Reproduce the entries exactly.

[Stored data entries]
- - -
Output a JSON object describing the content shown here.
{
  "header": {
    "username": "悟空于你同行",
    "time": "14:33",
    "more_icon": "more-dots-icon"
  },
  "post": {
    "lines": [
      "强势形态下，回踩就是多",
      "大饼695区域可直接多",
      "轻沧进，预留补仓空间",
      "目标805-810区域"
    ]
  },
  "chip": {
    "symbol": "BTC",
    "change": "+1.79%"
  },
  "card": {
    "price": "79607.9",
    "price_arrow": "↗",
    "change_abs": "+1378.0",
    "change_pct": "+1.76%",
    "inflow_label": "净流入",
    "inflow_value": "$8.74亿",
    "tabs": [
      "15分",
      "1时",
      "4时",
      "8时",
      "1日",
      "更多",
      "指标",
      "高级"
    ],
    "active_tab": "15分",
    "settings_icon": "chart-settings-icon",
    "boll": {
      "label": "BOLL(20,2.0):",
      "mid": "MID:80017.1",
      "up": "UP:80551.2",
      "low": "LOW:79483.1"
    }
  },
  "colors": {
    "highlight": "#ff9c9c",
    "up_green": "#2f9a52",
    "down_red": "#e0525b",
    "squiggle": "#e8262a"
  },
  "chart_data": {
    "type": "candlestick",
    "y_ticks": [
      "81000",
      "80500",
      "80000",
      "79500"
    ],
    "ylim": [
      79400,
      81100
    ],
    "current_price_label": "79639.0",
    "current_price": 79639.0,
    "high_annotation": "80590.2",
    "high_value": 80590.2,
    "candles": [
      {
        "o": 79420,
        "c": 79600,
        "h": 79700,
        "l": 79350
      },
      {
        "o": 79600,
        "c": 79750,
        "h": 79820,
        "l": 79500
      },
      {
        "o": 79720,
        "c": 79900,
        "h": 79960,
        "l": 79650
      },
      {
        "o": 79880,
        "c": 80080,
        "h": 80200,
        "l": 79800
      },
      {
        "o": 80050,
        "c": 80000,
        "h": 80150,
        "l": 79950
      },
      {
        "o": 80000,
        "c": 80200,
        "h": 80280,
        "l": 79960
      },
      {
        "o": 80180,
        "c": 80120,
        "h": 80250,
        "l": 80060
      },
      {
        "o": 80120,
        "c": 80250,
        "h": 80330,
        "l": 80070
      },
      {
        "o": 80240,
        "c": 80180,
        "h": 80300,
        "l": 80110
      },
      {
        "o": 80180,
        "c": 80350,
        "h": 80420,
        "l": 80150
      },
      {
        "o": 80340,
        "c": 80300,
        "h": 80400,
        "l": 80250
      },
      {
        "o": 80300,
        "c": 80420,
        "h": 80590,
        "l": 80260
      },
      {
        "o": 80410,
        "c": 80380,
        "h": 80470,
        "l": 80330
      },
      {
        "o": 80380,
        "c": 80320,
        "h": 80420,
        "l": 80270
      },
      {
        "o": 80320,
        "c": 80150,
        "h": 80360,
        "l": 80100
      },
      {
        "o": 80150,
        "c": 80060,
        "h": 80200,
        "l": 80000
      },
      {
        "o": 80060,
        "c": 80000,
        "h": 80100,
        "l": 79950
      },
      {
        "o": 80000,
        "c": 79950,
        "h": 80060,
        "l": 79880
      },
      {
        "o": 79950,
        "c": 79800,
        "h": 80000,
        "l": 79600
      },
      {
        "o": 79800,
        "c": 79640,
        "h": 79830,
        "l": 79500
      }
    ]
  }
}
- - -
- **Final result**
Output a JSON object describing the content shown here.
{
  "header": {
    "username": "悟空于你同行",
    "time": "14:33",
    "more_icon": "more-dots-icon"
  },
  "post": {
    "lines": [
      "强势形态下，回踩就是多",
      "大饼695区域可直接多",
      "轻沧进，预留补仓空间",
      "目标805-810区域"
    ]
  },
  "chip": {
    "symbol": "BTC",
    "change": "+1.79%"
  },
  "card": {
    "price": "79607.9",
    "price_arrow": "↗",
    "change_abs": "+1378.0",
    "change_pct": "+1.76%",
    "inflow_label": "净流入",
    "inflow_value": "$8.74亿",
    "tabs": [
      "15分",
      "1时",
      "4时",
      "8时",
      "1日",
      "更多",
      "指标",
      "高级"
    ],
    "active_tab": "15分",
    "settings_icon": "chart-settings-icon",
    "boll": {
      "label": "BOLL(20,2.0):",
      "mid": "MID:80017.1",
      "up": "UP:80551.2",
      "low": "LOW:79483.1"
    }
  },
  "colors": {
    "highlight": "#ff9c9c",
    "up_green": "#2f9a52",
    "down_red": "#e0525b",
    "squiggle": "#e8262a"
  },
  "chart_data": {
    "type": "candlestick",
    "y_ticks": [
      "81000",
      "80500",
      "80000",
      "79500"
    ],
    "ylim": [
      79400,
      81100
    ],
    "current_price_label": "79639.0",
    "current_price": 79639.0,
    "high_annotation": "80590.2",
    "high_value": 80590.2,
    "candles": [
      {
        "o": 79420,
        "c": 79600,
        "h": 79700,
        "l": 79350
      },
      {
        "o": 79600,
        "c": 79750,
        "h": 79820,
        "l": 79500
      },
      {
        "o": 79720,
        "c": 79900,
        "h": 79960,
        "l": 79650
      },
      {
        "o": 79880,
        "c": 80080,
        "h": 80200,
        "l": 79800
      },
      {
        "o": 80050,
        "c": 80000,
        "h": 80150,
        "l": 79950
      },
      {
        "o": 80000,
        "c": 80200,
        "h": 80280,
        "l": 79960
      },
      {
        "o": 80180,
        "c": 80120,
        "h": 80250,
        "l": 80060
      },
      {
        "o": 80120,
        "c": 80250,
        "h": 80330,
        "l": 80070
      },
      {
        "o": 80240,
        "c": 80180,
        "h": 80300,
        "l": 80110
      },
      {
        "o": 80180,
        "c": 80350,
        "h": 80420,
        "l": 80150
      },
      {
        "o": 80340,
        "c": 80300,
        "h": 80400,
        "l": 80250
      },
      {
        "o": 80300,
        "c": 80420,
        "h": 80590,
        "l": 80260
      },
      {
        "o": 80410,
        "c": 80380,
        "h": 80470,
        "l": 80330
      },
      {
        "o": 80380,
        "c": 80320,
        "h": 80420,
        "l": 80270
      },
      {
        "o": 80320,
        "c": 80150,
        "h": 80360,
        "l": 80100
      },
      {
        "o": 80150,
        "c": 80060,
        "h": 80200,
        "l": 80000
      },
      {
        "o": 80060,
        "c": 80000,
        "h": 80100,
        "l": 79950
      },
      {
        "o": 80000,
        "c": 79950,
        "h": 80060,
        "l": 79880
      },
      {
        "o": 79950,
        "c": 79800,
        "h": 80000,
        "l": 79600
      },
      {
        "o": 79800,
        "c": 79640,
        "h": 79830,
        "l": 79500
      }
    ]
  }
}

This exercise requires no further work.